*Records supplied:*
==================================================

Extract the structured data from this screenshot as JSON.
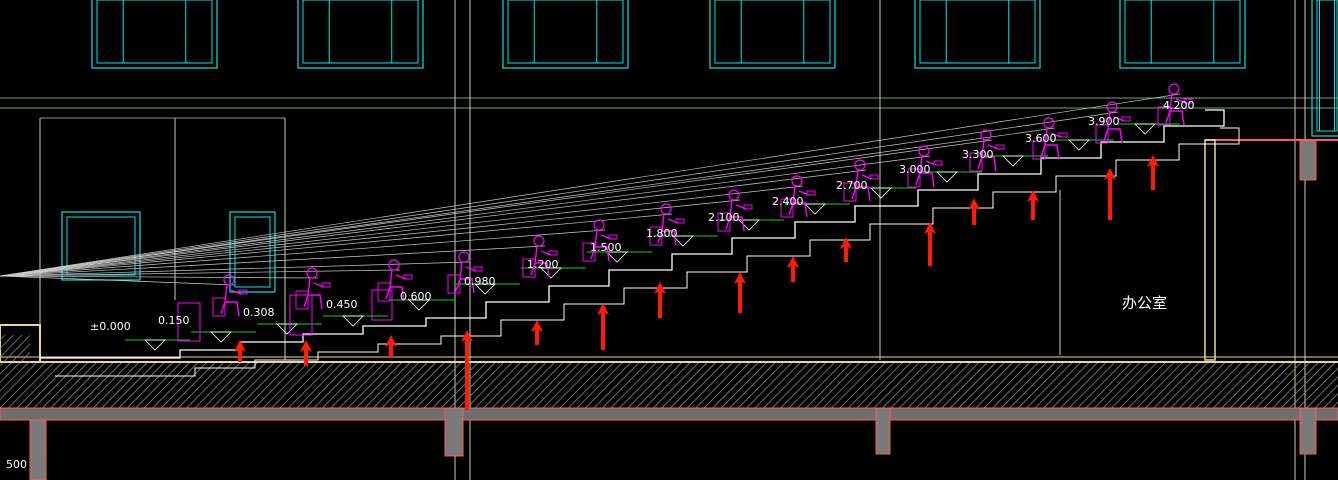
{
  "levels": [
    {
      "id": "l0",
      "text": "±0.000"
    },
    {
      "id": "l1",
      "text": "0.150"
    },
    {
      "id": "l2",
      "text": "0.308"
    },
    {
      "id": "l3",
      "text": "0.450"
    },
    {
      "id": "l4",
      "text": "0.600"
    },
    {
      "id": "l5",
      "text": "0.980"
    },
    {
      "id": "l6",
      "text": "1.200"
    },
    {
      "id": "l7",
      "text": "1.500"
    },
    {
      "id": "l8",
      "text": "1.800"
    },
    {
      "id": "l9",
      "text": "2.100"
    },
    {
      "id": "l10",
      "text": "2.400"
    },
    {
      "id": "l11",
      "text": "2.700"
    },
    {
      "id": "l12",
      "text": "3.000"
    },
    {
      "id": "l13",
      "text": "3.300"
    },
    {
      "id": "l14",
      "text": "3.600"
    },
    {
      "id": "l15",
      "text": "3.900"
    },
    {
      "id": "l16",
      "text": "4.200"
    }
  ],
  "room_label": "办公室",
  "corner_label": "500",
  "colors": {
    "background": "#000000",
    "window": "#00e5e5",
    "seat": "#ff00ff",
    "arrow": "#ff1a0a",
    "structure": "#e6d89a",
    "hatch": "#8a8a8a",
    "wall_outline": "#ff5a5a",
    "green_line": "#00b000",
    "sight_line": "#c8c8c8",
    "grid_line": "#bcd7b0"
  }
}
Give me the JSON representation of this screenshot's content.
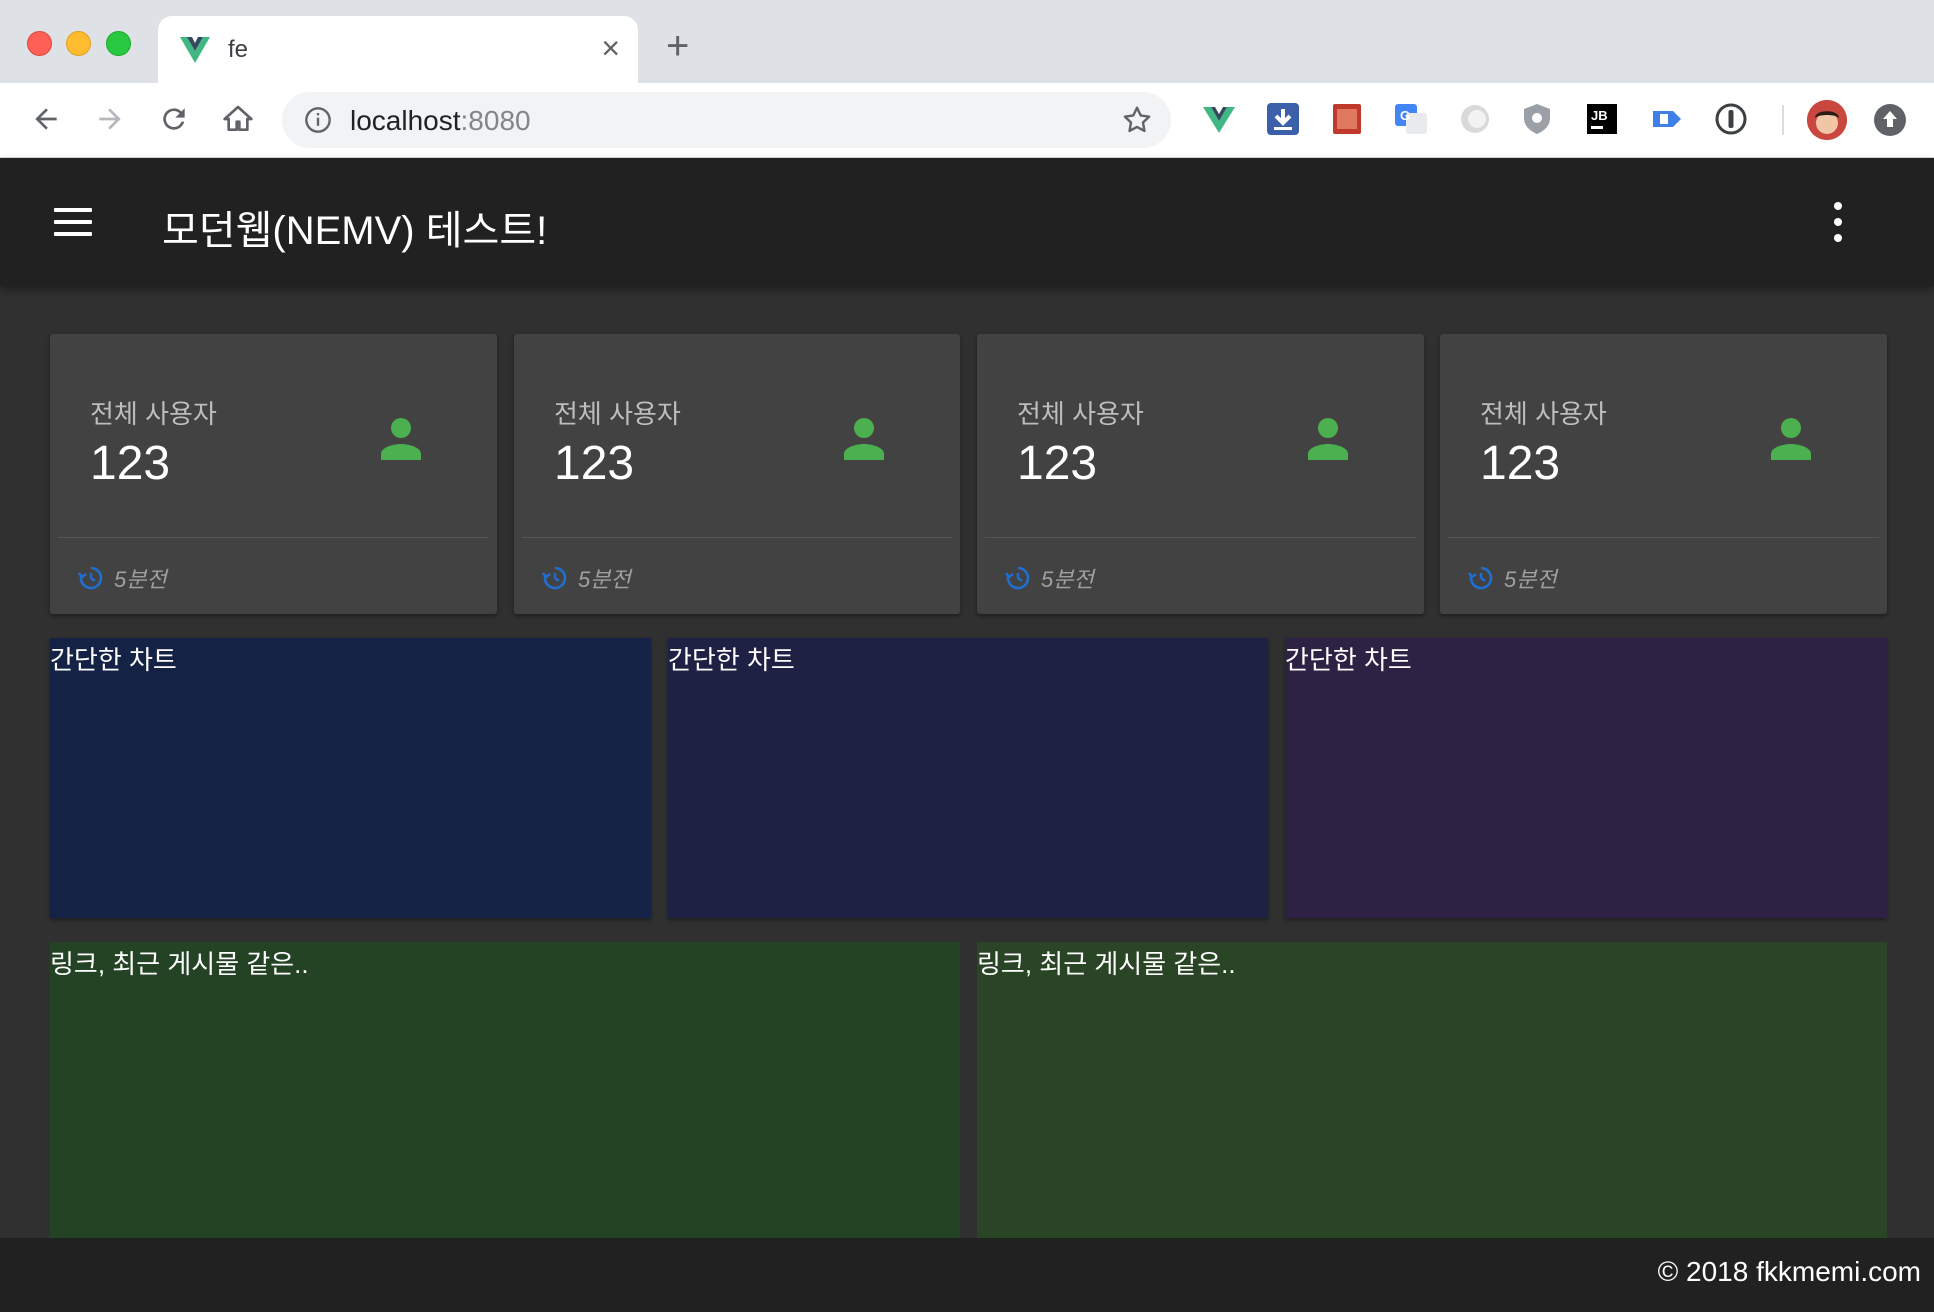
{
  "browser": {
    "tab_title": "fe",
    "tab_close": "×",
    "new_tab": "+",
    "url_host": "localhost",
    "url_port": ":8080"
  },
  "app": {
    "title": "모던웹(NEMV) 테스트!",
    "accent_color": "#4caf50",
    "refresh_color": "#1e6fd0"
  },
  "stats": [
    {
      "label": "전체 사용자",
      "value": "123",
      "footer": "5분전",
      "icon": "person-icon"
    },
    {
      "label": "전체 사용자",
      "value": "123",
      "footer": "5분전",
      "icon": "person-icon"
    },
    {
      "label": "전체 사용자",
      "value": "123",
      "footer": "5분전",
      "icon": "person-icon"
    },
    {
      "label": "전체 사용자",
      "value": "123",
      "footer": "5분전",
      "icon": "person-icon"
    }
  ],
  "charts": [
    {
      "title": "간단한 차트",
      "color": "#132245"
    },
    {
      "title": "간단한 차트",
      "color": "#1f2144"
    },
    {
      "title": "간단한 차트",
      "color": "#2e2244"
    }
  ],
  "links": [
    {
      "title": "링크, 최근 게시물 같은..",
      "color": "#234324"
    },
    {
      "title": "링크, 최근 게시물 같은..",
      "color": "#2a4426"
    }
  ],
  "footer": {
    "text": "© 2018 fkkmemi.com"
  }
}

==================================================

*What you are asked to do:* Select every line in the records above that contains the word "screenshot".

*Task solution:*
Extract the structured data from this screenshot as JSON.
Give me the JSON representation of this screenshot's content.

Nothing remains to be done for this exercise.